• **DIRECTION 1**: In the passage on Howe's retreat from Boston, reproduce the text from "There was no" up to and including "in their promises?".
• **DIRECTION 2**: Translate this sentence from the passage on Howe's retreat from Boston into Spanish: "What trust could now be reposed in their promises?"

• **SOURCE**:
There was no time even to propose a capitulation for the safety of the refugees, and the best that could be offered them was a passage in crowded transports from the cherished land of their nativity to the naked shores of Nova Scotia. The British confessed before the world their inability to protect their friends, who had risked everything in their cause. What trust could now be reposed in their promises?

On the eighth, Howe, through the selectmen of Boston, wished to come to an understanding with Washington that the town should be spared, provided he might leave it without molestation. The unauthenticated proposal could meet with no reply from the American commander-in-chief; but, from want of ammunition, he was obliged to use his artillery sparingly, while Howe was hastening his embarkation. A chosen British army, sent at the expense of more than a million pounds sterling to correct revolted subjects and assert the authority of the British parliament, after being imprisoned for many months in the town they were to have crushed, found no safety but in flight.

In these hours the ministry had heard of the safety of Quebec, and would not hearken to a doubt of speedily crushing the rebellion. On the morning of the fourteenth of March, the British secretary of state listened to Thayendanegea, otherwise named Joseph Brant, a Mohawk, of the Wolf tribe, the chosen chief of the confederacy of the Six Nations, who spoke thus: "Brother, we hope to see these bad children, the New England people, chastised. The Indians have always been ready to assist the king." And Germain replied: "Continue to manifest attachment to the king, and be sure of his favor."

"Unconditional submission" was the watchword; and when on the evening of the same day the duke of Grafton attempted once more, in the house of lords, to plead for conciliation, Dartmouth approved sending over "a sufficient force to awe the colonies into submission;" Hillsborough would "listen to no accommodation short of the acknowledgment of the right of taxation and the submission of Massachusetts to the law for altering its charter;" and Mansfield, ridiculing the idea of suspending hostilities, laughed moderate counsels away. In the laying waste which was a part of the plan, New England was to be spared the least.

[Bounding box entries]
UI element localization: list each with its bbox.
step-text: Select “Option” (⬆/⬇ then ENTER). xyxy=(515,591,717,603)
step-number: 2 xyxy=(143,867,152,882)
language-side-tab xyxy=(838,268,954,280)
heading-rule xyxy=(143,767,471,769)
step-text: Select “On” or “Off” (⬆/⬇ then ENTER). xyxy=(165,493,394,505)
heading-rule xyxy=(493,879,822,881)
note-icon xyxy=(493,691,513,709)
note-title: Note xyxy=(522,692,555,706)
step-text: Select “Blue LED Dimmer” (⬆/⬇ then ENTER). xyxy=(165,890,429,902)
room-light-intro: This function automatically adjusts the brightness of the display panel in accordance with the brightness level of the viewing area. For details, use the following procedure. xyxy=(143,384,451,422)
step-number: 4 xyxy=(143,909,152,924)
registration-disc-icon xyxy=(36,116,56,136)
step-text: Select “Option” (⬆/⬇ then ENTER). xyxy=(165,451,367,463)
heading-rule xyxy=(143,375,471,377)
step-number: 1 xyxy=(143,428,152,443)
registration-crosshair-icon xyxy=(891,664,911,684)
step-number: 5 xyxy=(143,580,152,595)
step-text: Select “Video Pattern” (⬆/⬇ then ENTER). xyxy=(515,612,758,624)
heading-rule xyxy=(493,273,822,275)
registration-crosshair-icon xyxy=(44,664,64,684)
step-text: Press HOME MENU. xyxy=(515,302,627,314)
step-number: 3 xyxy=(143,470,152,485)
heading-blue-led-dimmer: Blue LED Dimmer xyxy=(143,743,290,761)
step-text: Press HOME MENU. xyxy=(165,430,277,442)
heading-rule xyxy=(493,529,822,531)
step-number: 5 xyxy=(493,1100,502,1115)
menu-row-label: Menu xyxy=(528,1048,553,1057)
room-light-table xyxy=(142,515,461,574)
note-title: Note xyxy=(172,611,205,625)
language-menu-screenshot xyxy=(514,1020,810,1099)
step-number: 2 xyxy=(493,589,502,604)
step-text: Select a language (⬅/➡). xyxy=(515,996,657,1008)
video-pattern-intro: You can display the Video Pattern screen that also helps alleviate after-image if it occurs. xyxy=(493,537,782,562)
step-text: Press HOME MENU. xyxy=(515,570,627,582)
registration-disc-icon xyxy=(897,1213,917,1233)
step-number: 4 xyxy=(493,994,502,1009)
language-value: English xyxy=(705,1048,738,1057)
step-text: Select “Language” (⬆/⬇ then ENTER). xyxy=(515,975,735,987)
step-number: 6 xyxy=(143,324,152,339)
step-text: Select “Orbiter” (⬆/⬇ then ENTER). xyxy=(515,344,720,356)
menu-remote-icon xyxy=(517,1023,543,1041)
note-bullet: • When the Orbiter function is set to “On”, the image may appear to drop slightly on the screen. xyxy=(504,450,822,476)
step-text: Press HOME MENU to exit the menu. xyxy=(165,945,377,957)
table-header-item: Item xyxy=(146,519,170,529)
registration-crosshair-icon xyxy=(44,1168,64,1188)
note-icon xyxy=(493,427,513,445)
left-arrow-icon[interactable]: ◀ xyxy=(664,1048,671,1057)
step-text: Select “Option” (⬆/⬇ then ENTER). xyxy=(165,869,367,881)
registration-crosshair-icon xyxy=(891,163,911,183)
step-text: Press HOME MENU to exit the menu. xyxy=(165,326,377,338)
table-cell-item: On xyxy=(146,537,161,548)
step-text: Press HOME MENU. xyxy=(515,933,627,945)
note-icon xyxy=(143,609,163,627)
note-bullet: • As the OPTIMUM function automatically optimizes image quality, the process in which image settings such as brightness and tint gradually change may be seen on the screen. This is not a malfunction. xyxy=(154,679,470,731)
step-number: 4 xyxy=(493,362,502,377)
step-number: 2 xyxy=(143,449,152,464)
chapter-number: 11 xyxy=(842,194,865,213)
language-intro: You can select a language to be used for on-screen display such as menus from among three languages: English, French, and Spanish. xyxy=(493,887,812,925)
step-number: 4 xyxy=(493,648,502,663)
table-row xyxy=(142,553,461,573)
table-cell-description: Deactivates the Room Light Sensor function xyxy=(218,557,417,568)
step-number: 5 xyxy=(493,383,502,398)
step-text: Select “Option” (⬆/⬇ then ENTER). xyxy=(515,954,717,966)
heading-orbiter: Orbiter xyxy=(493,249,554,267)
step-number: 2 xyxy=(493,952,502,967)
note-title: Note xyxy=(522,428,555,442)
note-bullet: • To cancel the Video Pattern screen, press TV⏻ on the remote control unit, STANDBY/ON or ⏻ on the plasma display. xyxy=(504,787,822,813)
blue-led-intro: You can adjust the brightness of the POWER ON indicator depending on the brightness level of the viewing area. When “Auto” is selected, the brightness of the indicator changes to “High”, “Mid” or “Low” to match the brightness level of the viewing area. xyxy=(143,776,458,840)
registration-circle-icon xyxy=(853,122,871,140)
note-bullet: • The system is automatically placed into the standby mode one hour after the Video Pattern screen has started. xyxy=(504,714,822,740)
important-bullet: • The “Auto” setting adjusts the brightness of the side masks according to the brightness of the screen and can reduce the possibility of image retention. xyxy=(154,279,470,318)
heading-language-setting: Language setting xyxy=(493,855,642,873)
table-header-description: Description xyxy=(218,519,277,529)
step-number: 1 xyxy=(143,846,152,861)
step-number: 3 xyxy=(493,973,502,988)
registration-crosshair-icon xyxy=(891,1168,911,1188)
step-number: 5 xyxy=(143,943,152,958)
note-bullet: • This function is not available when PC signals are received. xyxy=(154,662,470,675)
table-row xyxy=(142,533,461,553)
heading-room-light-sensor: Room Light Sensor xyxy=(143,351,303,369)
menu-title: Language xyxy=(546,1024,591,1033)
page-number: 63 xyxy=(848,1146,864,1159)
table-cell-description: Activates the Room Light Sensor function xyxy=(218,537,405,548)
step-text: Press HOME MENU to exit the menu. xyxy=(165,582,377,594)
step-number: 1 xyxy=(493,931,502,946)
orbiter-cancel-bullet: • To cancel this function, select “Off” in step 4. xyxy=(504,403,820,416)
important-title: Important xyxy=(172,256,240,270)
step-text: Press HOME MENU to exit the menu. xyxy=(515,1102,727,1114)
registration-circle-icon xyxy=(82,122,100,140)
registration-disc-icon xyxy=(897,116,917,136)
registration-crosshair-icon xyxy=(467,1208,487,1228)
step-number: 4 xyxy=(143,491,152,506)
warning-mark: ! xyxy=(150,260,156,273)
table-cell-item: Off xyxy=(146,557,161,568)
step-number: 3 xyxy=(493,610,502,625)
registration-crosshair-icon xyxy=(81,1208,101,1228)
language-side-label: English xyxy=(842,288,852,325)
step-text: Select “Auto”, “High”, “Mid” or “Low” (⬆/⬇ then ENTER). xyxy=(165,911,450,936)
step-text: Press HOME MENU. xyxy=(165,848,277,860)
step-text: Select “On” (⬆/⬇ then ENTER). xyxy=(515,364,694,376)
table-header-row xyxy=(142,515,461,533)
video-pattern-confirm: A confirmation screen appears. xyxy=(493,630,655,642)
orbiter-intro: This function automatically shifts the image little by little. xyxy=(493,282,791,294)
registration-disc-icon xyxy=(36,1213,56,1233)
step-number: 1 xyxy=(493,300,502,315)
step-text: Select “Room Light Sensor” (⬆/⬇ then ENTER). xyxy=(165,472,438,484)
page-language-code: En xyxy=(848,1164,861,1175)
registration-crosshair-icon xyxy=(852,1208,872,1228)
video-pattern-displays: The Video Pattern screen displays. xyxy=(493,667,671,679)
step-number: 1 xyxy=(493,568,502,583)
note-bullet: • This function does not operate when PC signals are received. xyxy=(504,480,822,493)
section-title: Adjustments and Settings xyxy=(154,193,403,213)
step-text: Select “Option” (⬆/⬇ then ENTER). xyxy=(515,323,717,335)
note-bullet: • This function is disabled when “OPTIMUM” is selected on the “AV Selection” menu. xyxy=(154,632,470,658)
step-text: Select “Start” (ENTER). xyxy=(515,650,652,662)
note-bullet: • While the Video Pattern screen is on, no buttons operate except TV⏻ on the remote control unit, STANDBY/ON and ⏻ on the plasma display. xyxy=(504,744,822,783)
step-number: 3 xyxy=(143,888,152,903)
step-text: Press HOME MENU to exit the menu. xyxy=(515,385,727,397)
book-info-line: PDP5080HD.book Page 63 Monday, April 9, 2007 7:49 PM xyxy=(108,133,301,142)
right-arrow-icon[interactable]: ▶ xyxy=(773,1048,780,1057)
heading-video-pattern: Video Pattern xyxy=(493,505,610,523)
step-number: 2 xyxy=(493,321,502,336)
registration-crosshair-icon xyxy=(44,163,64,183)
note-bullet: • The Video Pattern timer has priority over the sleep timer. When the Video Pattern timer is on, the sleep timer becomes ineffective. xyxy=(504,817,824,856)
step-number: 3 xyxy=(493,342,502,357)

• **WRITTEN REPLY 1**:
There was no time even to propose a capitulation for the safety of the refugees, and the best that could be offered them was a passage in crowded transports from the cherished land of their nativity to the naked shores of Nova Scotia. The British confessed before the world their inability to protect their friends, who had risked everything in their cause. What trust could now be reposed in their promises?

• **WRITTEN REPLY 2**: ¿Qué confianza podía depositarse ahora en sus promesas?